=== Requirements ===
Count the lines below that contain the word "Quantity" and give only that number.

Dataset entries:

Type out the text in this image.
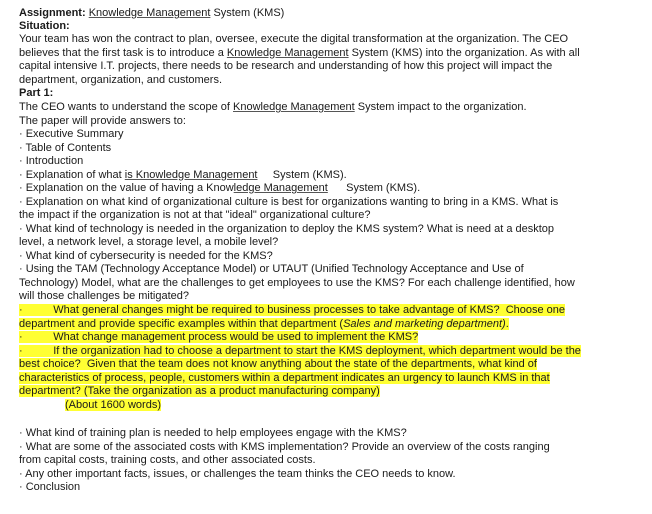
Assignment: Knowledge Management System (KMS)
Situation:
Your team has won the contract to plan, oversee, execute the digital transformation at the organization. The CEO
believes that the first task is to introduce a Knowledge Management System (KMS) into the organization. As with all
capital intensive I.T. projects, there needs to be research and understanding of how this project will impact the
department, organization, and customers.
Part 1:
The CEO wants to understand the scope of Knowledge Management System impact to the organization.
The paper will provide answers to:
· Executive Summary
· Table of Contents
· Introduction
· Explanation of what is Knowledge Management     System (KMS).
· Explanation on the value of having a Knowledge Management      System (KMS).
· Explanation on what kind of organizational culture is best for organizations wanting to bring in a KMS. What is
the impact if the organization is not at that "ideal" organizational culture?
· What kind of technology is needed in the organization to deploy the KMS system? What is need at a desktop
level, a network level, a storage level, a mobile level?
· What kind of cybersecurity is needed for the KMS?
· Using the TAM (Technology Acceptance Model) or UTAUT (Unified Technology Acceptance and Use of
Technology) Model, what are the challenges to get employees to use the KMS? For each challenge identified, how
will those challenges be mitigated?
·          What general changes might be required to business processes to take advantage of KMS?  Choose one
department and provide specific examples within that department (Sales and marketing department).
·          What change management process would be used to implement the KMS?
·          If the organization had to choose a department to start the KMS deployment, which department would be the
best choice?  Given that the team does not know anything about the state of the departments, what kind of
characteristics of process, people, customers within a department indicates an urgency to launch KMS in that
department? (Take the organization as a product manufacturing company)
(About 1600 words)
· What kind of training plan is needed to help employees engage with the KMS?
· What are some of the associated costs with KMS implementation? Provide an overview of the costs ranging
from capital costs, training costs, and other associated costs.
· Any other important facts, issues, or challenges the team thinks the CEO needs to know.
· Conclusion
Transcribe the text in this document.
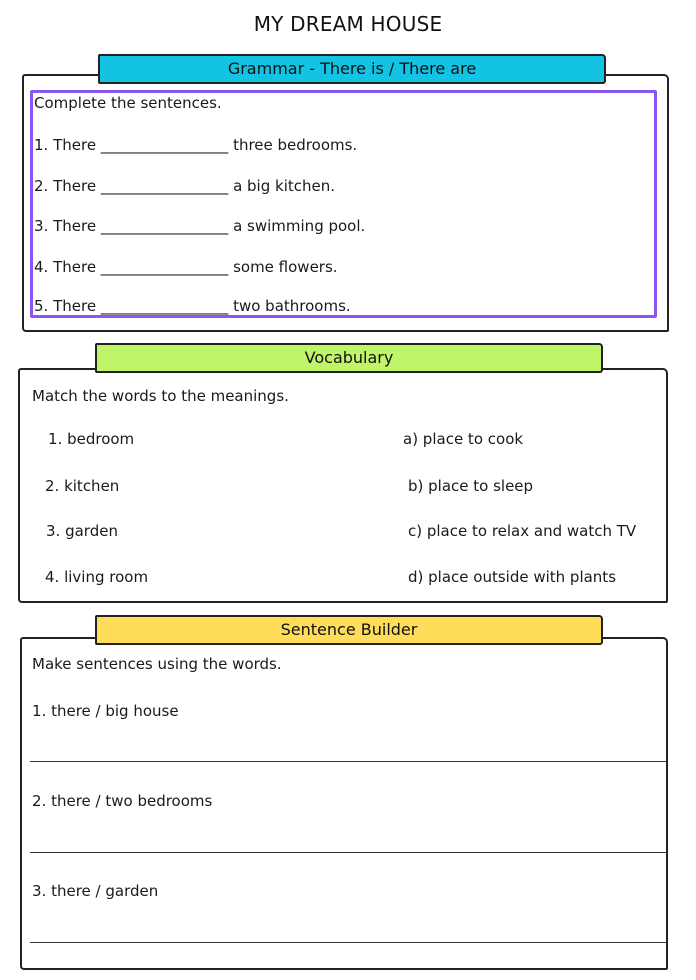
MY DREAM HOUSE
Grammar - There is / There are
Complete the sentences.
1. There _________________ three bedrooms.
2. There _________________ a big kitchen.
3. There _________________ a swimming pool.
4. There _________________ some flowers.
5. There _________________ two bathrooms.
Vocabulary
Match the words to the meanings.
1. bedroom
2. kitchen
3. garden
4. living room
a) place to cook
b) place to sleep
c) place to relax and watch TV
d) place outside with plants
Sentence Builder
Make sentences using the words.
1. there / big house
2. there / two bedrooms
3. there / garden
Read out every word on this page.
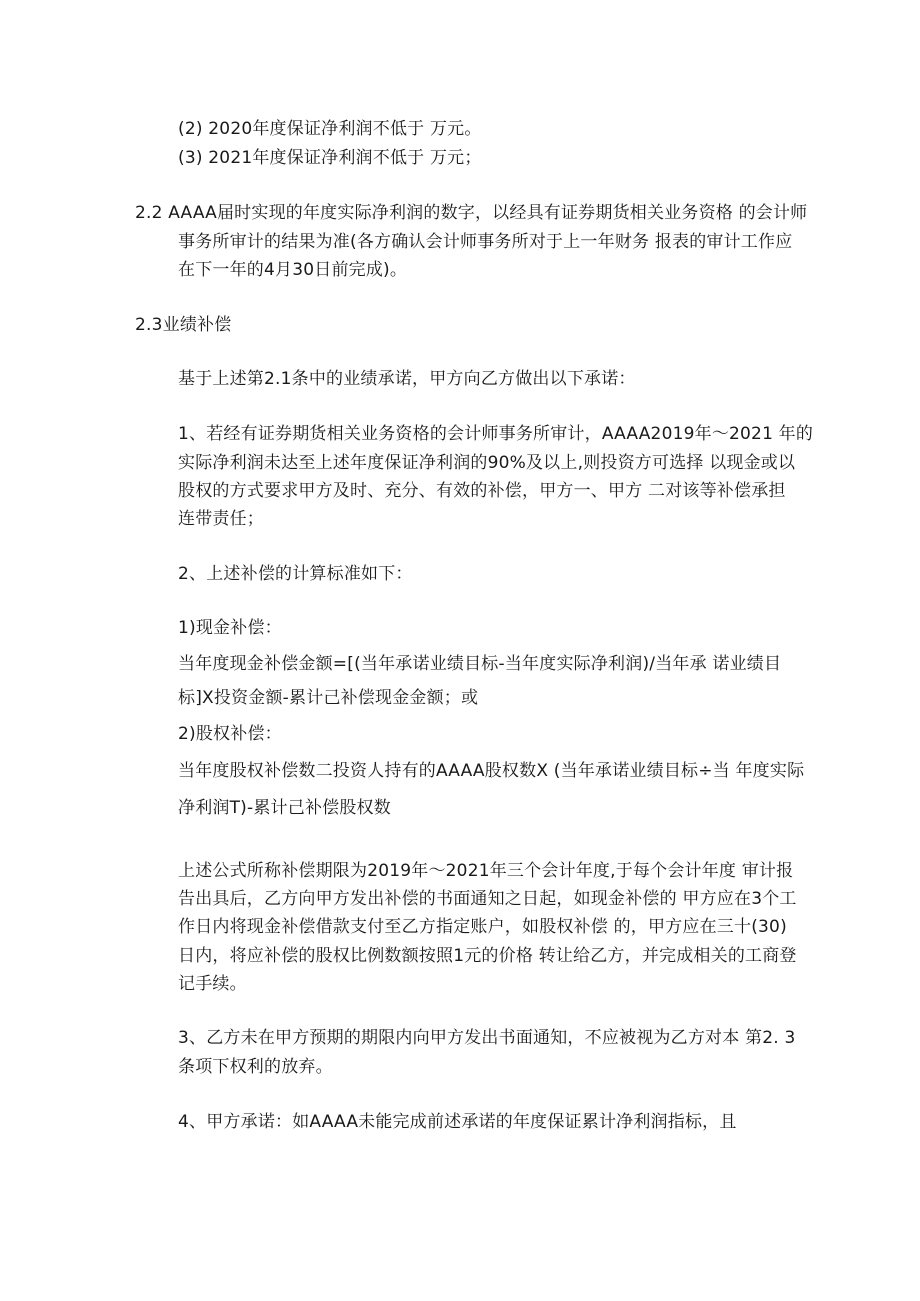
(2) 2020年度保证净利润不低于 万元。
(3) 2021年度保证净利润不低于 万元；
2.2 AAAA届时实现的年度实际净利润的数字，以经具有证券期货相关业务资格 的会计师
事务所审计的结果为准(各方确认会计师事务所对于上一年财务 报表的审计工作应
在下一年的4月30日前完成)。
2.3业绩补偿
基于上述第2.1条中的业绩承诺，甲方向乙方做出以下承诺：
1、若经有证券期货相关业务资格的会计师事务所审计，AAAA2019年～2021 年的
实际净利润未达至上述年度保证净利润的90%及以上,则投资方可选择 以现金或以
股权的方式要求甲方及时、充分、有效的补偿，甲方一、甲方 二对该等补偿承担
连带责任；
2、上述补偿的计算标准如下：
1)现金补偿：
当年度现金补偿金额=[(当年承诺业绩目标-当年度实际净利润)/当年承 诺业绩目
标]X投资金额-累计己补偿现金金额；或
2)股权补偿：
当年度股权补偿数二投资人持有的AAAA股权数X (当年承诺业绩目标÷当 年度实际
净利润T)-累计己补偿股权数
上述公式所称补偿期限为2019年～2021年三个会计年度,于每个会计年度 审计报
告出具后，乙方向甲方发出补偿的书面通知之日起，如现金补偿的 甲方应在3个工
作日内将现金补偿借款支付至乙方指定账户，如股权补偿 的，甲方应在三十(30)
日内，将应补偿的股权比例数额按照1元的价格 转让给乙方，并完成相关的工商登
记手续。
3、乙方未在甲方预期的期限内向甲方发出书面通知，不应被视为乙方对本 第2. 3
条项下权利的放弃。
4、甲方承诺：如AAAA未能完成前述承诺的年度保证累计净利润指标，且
--
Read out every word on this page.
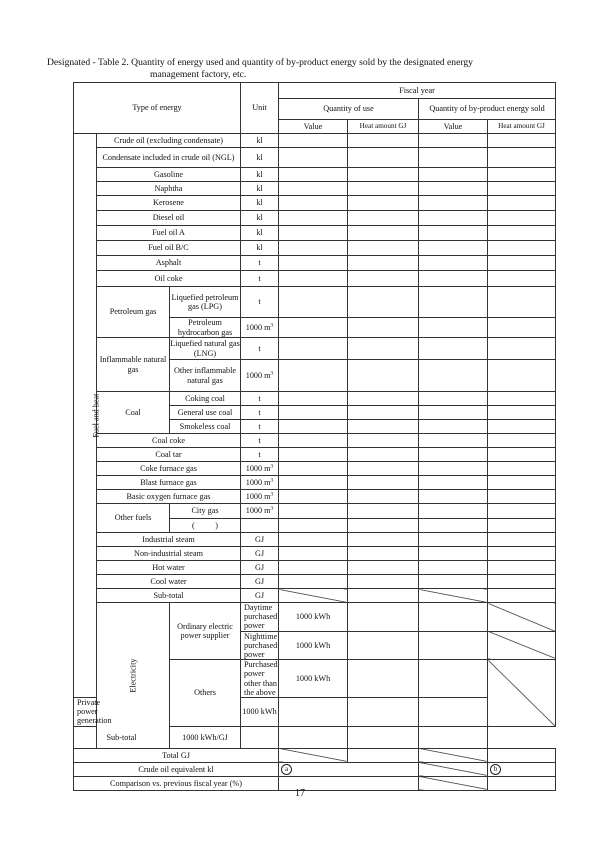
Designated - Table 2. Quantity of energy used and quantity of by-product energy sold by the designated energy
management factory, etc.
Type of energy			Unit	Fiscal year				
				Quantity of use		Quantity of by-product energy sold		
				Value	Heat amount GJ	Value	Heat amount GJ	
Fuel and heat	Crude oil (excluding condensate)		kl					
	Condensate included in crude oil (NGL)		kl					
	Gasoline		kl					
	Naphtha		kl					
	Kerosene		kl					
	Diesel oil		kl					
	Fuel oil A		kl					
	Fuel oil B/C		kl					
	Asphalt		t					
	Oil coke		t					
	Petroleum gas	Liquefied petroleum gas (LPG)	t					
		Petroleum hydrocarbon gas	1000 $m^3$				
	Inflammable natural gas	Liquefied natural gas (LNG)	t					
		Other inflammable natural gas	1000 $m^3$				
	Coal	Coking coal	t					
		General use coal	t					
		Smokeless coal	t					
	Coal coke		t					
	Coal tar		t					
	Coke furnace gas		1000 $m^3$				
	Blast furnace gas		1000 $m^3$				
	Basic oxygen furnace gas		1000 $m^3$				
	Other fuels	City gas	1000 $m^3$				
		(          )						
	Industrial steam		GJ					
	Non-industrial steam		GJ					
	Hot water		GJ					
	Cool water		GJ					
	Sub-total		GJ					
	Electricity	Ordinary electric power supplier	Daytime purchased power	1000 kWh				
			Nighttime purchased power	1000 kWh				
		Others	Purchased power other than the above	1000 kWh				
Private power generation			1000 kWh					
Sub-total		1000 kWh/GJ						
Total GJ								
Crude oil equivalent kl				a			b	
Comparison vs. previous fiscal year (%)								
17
* * *
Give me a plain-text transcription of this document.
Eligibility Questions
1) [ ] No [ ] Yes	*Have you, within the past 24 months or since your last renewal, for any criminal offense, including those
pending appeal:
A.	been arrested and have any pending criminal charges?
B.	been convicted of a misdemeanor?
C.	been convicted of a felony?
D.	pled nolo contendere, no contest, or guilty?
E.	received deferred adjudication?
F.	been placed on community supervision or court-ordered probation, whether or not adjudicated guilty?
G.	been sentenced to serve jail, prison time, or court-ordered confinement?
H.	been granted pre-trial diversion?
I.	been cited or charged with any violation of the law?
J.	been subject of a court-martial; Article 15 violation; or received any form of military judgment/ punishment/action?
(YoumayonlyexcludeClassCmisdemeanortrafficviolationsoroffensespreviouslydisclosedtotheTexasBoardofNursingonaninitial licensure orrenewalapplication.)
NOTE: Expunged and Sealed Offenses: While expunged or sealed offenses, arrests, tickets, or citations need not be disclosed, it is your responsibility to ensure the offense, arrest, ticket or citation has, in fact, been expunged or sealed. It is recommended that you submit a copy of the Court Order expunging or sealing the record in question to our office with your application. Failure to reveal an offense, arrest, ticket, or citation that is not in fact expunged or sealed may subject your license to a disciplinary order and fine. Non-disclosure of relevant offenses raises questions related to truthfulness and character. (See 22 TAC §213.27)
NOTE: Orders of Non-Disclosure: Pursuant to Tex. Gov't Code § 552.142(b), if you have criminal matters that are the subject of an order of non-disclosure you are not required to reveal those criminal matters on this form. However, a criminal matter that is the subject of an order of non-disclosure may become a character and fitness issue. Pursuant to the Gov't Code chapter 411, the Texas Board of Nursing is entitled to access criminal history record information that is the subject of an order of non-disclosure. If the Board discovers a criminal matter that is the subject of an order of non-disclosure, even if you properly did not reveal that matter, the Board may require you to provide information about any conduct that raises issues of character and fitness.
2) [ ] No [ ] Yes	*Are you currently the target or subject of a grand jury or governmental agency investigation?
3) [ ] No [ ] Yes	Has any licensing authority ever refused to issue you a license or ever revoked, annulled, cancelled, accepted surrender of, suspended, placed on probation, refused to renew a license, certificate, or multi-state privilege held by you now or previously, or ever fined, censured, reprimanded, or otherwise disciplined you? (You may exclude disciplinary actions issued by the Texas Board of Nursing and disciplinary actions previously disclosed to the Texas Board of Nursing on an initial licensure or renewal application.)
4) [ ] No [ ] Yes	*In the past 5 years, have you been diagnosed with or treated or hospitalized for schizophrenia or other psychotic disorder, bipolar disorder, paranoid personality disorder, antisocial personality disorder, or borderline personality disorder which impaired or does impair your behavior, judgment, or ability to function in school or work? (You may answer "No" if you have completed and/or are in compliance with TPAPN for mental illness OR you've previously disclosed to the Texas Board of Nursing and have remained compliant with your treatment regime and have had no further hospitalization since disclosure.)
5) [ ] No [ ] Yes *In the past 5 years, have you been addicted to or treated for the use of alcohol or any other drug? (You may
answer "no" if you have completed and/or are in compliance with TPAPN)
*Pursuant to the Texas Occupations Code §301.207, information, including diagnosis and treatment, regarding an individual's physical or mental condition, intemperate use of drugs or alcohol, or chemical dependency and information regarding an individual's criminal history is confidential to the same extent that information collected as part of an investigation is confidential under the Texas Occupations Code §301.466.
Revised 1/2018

=== Solution to this task ===
2